--- Exercise description ---
Search the material below for the word "illi" and copy every line in which it occurs.

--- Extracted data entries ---
START

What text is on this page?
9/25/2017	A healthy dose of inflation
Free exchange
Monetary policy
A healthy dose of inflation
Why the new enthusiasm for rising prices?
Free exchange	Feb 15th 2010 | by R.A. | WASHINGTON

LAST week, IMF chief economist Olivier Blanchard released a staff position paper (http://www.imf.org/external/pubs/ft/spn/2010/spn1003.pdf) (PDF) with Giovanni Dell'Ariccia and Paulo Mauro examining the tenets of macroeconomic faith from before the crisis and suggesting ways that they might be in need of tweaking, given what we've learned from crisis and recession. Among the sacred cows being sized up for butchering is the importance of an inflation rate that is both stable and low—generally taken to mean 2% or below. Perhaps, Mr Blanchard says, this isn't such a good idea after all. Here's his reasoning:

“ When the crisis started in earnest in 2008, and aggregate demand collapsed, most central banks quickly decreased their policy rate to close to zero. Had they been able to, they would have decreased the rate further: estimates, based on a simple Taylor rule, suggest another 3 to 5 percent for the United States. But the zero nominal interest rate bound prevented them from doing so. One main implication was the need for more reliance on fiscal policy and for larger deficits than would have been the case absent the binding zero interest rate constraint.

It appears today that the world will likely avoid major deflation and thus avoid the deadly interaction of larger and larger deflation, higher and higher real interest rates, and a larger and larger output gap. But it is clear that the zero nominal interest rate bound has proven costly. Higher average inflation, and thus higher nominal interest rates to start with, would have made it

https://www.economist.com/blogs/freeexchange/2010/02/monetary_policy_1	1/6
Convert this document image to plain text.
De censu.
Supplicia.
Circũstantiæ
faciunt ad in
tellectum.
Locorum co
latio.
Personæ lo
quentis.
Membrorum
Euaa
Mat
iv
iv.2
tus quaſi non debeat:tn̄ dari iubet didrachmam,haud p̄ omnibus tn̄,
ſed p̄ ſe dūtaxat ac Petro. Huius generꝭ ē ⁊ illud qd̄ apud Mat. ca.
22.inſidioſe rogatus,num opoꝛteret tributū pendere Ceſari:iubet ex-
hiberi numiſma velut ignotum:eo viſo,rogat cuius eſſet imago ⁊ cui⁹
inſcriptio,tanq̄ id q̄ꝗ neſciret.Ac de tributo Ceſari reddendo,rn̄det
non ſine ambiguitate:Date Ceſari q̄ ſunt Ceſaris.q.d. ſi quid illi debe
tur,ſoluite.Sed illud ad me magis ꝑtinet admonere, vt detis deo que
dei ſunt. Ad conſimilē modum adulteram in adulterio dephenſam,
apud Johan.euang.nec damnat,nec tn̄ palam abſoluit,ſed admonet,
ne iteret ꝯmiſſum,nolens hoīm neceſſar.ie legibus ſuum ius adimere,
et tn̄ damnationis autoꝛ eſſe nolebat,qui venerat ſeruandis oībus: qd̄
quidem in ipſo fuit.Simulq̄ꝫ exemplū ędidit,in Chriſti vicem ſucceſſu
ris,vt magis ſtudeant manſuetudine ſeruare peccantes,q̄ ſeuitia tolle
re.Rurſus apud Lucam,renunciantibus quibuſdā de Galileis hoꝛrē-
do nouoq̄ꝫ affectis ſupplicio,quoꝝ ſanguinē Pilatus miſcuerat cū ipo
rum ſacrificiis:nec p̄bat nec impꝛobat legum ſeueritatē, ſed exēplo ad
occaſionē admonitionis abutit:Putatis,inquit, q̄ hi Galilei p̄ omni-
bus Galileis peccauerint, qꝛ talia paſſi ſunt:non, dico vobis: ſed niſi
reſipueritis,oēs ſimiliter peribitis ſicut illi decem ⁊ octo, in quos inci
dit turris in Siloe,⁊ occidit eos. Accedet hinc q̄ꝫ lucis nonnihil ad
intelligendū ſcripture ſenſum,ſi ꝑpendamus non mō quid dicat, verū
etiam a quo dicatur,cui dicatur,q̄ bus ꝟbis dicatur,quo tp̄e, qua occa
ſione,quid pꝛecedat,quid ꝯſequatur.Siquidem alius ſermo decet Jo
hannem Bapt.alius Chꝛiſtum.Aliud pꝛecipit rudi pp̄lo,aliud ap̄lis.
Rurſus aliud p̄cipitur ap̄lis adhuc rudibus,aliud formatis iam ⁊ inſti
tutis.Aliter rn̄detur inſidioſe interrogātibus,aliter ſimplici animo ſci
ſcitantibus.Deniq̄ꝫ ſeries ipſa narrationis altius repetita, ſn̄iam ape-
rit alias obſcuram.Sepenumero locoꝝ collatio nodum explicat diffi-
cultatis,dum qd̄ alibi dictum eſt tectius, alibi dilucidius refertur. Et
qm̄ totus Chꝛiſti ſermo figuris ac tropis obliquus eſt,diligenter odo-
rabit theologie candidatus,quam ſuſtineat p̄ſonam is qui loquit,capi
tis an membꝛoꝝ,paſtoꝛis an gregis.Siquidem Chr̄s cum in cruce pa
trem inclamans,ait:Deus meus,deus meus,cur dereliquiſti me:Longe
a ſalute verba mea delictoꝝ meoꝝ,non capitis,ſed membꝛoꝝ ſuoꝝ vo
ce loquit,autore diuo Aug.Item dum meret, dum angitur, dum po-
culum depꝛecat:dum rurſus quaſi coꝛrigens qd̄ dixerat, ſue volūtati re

END

--- Response ---
non ſine ambiguitate:Date Ceſari q̄ ſunt Ceſaris.q.d. ſi quid illi debe
reſipueritis,oēs ſimiliter peribitis ſicut illi decem ⁊ octo, in quos inci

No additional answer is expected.